Brief =>
Below are records. Copy every line with "compression" in it.

::::

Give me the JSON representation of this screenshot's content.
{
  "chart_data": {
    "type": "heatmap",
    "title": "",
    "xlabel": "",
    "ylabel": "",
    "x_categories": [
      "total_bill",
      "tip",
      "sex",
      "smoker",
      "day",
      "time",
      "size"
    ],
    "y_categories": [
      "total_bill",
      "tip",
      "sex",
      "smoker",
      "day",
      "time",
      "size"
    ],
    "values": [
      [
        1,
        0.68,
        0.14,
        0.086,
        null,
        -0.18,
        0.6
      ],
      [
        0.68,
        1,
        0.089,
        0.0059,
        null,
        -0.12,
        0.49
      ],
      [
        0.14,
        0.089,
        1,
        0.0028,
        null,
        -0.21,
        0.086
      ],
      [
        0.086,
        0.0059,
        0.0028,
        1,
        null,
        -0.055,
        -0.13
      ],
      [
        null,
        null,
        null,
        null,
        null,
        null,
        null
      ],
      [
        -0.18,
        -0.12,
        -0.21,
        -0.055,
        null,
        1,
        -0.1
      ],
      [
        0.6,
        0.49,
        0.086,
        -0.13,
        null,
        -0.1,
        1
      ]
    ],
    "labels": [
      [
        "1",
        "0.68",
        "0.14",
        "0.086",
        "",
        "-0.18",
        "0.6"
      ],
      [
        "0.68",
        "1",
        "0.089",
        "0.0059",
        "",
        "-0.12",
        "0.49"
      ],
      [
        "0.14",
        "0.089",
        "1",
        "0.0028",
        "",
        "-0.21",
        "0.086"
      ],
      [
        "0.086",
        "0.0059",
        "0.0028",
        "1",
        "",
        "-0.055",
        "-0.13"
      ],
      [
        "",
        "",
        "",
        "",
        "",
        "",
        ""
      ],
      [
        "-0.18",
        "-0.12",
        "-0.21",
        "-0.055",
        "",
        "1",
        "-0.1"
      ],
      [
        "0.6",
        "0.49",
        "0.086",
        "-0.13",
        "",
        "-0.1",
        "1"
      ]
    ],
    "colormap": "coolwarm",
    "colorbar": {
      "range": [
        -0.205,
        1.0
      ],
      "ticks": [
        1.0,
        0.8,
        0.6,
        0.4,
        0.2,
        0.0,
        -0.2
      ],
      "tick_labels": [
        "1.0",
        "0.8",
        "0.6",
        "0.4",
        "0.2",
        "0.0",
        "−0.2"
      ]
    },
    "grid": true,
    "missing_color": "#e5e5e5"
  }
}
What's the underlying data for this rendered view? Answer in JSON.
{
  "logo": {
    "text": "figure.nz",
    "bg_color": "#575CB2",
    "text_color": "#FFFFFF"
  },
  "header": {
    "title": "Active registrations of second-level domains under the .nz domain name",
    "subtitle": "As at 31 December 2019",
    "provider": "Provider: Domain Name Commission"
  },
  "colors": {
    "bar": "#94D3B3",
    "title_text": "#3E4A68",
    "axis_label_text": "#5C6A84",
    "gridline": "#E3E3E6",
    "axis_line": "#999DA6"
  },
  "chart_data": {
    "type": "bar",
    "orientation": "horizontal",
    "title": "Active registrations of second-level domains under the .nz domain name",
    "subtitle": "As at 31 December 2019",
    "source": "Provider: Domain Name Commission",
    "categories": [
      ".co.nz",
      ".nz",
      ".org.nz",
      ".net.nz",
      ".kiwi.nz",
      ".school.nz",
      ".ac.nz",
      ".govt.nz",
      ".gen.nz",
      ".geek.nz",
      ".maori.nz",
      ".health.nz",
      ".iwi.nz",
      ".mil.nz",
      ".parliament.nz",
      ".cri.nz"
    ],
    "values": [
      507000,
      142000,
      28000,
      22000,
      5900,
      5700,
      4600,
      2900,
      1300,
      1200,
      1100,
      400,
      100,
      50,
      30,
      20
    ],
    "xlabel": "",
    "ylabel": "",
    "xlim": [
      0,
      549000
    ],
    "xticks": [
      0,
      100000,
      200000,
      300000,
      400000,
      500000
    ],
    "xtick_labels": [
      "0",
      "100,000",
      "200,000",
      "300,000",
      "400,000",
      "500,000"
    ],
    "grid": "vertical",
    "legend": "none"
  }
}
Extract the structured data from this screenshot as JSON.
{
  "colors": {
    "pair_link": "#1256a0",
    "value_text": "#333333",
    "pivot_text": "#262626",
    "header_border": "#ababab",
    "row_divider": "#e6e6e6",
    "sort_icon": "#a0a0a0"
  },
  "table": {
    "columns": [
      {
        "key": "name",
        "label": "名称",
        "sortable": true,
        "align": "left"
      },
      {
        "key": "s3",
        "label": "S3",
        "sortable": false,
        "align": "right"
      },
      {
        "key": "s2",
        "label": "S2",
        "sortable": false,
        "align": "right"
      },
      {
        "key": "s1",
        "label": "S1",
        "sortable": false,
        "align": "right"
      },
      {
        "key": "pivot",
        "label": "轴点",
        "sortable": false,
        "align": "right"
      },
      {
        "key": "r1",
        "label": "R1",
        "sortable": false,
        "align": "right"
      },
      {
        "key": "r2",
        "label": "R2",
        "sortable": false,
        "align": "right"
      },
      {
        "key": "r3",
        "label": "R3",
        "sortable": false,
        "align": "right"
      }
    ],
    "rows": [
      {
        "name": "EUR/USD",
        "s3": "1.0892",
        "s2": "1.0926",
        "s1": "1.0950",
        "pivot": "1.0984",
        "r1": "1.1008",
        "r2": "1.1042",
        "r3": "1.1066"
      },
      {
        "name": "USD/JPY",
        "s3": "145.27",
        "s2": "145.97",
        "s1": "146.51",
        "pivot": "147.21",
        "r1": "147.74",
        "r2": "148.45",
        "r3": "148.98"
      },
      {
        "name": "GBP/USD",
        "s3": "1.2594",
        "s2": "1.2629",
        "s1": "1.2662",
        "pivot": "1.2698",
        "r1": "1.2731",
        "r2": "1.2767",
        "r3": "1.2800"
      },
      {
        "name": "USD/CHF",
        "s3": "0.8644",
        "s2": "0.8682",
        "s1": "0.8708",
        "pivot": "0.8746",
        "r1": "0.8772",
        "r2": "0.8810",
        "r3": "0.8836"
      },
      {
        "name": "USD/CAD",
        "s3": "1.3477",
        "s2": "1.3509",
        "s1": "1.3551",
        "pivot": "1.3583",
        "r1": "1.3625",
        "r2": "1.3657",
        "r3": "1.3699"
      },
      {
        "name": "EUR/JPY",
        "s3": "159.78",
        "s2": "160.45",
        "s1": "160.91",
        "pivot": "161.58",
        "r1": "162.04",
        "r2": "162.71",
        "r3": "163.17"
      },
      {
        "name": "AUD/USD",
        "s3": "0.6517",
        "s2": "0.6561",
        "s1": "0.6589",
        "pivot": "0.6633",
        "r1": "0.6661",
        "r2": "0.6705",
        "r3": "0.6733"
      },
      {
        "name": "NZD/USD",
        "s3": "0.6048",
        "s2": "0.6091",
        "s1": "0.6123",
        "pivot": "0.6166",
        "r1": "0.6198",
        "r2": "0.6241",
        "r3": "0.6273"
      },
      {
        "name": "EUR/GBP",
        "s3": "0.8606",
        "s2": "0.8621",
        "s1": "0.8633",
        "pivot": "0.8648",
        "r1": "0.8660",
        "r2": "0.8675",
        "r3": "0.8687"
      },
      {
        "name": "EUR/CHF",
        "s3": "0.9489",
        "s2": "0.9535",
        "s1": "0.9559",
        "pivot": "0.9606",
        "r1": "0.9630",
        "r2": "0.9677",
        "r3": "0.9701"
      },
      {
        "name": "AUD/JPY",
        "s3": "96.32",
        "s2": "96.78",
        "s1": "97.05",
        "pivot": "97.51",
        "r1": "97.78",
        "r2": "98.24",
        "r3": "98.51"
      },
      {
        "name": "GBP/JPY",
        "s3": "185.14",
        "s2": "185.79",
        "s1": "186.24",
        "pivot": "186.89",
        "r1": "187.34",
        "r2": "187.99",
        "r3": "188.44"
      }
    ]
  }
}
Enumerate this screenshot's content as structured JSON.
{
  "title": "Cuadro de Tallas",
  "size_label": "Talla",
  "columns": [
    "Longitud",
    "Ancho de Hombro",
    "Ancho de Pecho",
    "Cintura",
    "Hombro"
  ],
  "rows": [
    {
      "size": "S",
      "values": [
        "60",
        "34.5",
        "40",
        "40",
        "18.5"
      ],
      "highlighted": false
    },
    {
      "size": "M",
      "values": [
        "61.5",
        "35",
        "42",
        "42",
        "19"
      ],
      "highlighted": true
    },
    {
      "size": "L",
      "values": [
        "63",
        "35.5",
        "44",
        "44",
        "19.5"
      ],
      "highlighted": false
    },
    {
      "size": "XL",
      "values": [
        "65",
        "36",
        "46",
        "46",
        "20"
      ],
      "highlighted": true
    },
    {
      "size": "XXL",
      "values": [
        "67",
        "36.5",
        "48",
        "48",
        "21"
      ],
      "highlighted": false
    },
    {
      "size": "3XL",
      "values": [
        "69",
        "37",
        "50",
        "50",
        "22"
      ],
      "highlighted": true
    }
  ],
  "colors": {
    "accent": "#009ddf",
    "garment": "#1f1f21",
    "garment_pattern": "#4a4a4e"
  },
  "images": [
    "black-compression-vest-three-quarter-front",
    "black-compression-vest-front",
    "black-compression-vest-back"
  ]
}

::::

The result =>
    "black-compression-vest-three-quarter-front",
    "black-compression-vest-front",
    "black-compression-vest-back"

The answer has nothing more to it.